Task details: Going through the material below, please gather all lines with the word "content" in them.

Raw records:
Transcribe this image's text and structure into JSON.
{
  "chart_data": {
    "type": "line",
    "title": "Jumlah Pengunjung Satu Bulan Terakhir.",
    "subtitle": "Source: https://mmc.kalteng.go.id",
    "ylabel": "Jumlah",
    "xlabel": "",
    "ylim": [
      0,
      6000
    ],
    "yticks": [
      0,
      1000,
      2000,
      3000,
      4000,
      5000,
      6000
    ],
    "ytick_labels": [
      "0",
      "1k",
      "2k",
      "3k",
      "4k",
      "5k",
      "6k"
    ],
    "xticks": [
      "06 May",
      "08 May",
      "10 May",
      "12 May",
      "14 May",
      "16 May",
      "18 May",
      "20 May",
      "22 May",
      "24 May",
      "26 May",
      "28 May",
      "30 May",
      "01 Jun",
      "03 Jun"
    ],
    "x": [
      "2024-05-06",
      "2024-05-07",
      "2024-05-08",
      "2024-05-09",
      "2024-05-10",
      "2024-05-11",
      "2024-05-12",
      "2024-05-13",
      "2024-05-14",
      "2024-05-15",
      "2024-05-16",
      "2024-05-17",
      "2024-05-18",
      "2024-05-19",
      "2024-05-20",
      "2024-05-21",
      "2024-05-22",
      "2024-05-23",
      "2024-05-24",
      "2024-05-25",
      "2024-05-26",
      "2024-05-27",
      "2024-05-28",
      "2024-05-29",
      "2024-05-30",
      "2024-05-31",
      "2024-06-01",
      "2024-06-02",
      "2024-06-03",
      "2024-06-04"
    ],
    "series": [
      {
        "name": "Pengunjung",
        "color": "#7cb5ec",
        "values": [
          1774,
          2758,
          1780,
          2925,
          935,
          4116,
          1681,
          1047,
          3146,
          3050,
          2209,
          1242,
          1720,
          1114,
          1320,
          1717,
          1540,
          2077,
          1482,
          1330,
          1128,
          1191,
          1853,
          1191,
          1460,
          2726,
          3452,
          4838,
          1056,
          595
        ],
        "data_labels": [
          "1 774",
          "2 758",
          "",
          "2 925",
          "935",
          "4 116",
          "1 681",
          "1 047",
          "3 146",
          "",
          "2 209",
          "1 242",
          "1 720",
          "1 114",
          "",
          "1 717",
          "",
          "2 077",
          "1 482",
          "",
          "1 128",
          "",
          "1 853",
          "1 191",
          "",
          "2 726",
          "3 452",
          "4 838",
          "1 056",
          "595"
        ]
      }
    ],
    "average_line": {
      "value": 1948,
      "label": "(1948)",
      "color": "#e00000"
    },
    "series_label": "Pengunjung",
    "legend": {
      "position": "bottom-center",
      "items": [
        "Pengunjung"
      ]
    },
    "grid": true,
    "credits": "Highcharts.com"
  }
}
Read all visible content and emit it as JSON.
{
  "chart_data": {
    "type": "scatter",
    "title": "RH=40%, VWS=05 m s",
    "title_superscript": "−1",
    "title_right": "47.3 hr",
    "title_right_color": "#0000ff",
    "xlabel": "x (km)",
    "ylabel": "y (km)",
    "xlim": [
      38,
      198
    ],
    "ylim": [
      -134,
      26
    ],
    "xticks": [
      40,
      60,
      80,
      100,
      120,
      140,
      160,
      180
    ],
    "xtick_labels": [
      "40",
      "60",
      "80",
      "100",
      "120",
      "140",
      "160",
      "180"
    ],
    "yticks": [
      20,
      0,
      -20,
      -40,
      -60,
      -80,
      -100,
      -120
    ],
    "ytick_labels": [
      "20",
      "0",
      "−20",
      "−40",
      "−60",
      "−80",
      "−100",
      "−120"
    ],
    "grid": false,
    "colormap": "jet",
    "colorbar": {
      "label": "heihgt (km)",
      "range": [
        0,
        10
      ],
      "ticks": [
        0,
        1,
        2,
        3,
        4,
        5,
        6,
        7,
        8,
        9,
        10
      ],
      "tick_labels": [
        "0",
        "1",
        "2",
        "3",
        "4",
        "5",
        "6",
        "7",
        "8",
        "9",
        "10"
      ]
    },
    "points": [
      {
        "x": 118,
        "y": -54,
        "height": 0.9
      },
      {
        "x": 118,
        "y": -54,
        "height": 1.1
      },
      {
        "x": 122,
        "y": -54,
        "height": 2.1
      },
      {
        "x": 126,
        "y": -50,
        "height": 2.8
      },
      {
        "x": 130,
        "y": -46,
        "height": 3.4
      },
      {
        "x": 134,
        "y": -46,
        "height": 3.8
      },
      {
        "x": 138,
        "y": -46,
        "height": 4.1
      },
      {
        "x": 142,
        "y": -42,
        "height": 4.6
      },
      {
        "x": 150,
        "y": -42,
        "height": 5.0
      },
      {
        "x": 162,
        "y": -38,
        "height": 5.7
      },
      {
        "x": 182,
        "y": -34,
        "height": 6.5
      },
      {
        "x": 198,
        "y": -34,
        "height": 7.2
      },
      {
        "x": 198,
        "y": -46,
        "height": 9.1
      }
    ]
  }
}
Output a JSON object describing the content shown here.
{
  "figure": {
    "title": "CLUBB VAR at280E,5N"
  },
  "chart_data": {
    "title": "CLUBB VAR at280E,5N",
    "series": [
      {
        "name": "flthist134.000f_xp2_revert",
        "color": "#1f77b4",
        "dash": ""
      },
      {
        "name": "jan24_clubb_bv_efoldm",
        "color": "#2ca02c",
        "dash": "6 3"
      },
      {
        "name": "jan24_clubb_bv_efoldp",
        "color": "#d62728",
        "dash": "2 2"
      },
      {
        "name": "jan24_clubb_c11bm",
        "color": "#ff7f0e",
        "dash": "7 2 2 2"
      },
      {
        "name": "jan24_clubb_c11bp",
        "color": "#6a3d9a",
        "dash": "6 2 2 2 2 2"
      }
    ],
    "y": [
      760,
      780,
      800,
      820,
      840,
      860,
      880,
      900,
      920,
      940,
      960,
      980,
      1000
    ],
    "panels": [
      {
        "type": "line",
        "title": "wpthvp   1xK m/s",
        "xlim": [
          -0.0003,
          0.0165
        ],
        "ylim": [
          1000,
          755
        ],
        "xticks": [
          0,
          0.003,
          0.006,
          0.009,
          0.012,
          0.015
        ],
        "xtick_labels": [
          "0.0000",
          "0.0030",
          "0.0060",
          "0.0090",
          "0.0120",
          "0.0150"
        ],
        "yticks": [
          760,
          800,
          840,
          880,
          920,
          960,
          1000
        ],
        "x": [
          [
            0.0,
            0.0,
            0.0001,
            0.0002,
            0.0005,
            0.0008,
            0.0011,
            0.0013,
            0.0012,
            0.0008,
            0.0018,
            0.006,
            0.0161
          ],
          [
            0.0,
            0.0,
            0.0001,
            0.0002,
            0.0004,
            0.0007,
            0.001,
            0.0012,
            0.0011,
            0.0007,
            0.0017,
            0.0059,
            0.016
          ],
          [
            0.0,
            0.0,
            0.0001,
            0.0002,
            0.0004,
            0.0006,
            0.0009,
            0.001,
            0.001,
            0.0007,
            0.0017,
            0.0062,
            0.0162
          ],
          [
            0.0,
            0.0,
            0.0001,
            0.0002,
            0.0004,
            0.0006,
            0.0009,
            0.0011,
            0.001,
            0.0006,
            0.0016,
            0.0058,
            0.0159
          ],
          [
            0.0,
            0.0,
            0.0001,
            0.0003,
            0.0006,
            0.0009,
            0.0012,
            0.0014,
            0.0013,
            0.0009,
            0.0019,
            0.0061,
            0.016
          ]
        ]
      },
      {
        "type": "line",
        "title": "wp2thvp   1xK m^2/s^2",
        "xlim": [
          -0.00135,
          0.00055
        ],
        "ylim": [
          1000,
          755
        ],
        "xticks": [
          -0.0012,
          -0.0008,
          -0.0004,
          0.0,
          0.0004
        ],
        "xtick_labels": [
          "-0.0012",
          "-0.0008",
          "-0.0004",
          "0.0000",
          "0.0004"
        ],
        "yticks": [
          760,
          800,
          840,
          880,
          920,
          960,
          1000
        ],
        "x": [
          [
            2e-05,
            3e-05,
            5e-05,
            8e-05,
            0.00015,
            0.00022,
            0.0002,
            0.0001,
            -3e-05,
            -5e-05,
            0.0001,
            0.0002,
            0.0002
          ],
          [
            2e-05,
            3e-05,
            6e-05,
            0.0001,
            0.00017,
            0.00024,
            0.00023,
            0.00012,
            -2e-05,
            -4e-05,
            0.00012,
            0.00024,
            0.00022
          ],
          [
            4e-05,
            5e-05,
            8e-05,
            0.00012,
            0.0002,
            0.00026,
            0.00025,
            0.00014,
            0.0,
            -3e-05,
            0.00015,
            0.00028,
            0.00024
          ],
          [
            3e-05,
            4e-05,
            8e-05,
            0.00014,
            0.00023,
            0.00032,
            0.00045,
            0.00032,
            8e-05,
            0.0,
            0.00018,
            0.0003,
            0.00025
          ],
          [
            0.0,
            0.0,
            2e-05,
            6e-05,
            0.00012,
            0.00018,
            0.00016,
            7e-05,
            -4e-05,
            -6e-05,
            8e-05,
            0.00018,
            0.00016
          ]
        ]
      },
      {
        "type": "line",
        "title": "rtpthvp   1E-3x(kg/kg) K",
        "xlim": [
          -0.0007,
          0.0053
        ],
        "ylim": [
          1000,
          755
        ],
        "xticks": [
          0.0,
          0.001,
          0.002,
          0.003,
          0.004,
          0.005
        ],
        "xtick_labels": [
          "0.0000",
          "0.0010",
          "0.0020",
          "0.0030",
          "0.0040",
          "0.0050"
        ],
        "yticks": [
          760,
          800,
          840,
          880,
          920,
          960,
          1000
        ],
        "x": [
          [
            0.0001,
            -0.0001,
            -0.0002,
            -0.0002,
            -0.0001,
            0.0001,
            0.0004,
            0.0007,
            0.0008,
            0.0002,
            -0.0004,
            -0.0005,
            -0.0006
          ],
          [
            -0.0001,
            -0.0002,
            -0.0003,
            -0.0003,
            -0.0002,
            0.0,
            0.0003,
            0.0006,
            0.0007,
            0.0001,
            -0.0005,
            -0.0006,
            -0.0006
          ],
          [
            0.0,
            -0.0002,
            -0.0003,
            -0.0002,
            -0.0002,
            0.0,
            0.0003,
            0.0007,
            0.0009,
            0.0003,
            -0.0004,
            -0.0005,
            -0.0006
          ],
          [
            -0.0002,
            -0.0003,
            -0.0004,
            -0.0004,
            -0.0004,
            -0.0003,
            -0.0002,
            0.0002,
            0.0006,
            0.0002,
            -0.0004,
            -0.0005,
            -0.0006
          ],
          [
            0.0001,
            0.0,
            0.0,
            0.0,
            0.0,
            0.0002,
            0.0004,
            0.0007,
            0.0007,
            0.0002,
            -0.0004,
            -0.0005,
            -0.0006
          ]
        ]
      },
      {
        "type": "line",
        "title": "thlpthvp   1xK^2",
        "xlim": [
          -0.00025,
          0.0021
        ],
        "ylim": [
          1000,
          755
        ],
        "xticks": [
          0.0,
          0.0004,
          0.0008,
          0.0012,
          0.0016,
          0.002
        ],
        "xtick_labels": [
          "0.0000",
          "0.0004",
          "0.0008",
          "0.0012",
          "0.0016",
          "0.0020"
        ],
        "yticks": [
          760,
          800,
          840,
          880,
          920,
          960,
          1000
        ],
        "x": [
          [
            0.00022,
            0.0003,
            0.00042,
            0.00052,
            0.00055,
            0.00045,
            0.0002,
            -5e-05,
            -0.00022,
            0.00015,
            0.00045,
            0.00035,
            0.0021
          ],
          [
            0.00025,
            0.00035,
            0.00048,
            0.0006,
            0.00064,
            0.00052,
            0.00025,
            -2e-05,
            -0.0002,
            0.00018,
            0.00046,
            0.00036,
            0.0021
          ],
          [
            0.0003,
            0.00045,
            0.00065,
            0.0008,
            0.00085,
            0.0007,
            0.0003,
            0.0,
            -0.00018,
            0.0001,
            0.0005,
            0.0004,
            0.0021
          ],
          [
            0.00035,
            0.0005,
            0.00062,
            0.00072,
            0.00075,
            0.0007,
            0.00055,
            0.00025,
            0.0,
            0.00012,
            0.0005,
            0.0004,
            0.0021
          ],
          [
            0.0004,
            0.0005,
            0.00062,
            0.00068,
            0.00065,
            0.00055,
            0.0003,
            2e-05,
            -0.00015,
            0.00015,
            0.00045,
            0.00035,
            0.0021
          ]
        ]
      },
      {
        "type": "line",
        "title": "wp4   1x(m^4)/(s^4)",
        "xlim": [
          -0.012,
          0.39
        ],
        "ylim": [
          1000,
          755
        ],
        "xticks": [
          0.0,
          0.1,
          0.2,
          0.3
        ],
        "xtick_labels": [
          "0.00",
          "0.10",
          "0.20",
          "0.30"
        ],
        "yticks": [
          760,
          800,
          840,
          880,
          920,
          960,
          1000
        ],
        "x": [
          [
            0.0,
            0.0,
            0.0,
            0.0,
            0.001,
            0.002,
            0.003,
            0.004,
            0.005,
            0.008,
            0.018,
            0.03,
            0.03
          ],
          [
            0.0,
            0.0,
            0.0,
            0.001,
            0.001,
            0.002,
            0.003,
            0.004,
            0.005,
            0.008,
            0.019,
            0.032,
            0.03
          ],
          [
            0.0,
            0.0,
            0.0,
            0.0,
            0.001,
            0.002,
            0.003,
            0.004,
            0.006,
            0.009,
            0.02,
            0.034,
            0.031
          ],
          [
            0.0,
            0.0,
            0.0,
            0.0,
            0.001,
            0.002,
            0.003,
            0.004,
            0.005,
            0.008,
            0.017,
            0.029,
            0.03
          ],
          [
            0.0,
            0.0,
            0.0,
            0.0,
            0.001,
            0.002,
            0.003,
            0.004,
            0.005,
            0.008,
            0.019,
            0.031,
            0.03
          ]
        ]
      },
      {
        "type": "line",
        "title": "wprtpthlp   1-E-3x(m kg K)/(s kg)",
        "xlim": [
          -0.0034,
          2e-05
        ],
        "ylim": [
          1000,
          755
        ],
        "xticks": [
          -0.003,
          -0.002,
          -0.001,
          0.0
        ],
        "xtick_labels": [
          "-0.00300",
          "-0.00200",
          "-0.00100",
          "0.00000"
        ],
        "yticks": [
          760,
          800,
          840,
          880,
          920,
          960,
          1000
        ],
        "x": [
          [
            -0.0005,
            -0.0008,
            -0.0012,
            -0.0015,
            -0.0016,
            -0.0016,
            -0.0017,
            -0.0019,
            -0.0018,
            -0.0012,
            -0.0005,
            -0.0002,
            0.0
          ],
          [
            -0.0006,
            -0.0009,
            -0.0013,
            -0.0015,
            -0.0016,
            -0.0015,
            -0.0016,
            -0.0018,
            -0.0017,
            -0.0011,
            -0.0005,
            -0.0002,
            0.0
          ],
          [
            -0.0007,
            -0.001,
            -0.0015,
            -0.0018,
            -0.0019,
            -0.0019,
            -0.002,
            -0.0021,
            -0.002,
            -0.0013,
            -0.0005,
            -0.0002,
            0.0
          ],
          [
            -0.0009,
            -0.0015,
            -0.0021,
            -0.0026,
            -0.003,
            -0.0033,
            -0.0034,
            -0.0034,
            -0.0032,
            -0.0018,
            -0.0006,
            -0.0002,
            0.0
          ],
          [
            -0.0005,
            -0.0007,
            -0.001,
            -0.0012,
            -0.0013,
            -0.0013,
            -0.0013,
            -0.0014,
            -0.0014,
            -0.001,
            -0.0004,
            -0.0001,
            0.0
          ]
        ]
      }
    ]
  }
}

Solution to this exercise:
Read all visible content and emit it as JSON.
Output a JSON object describing the content shown here.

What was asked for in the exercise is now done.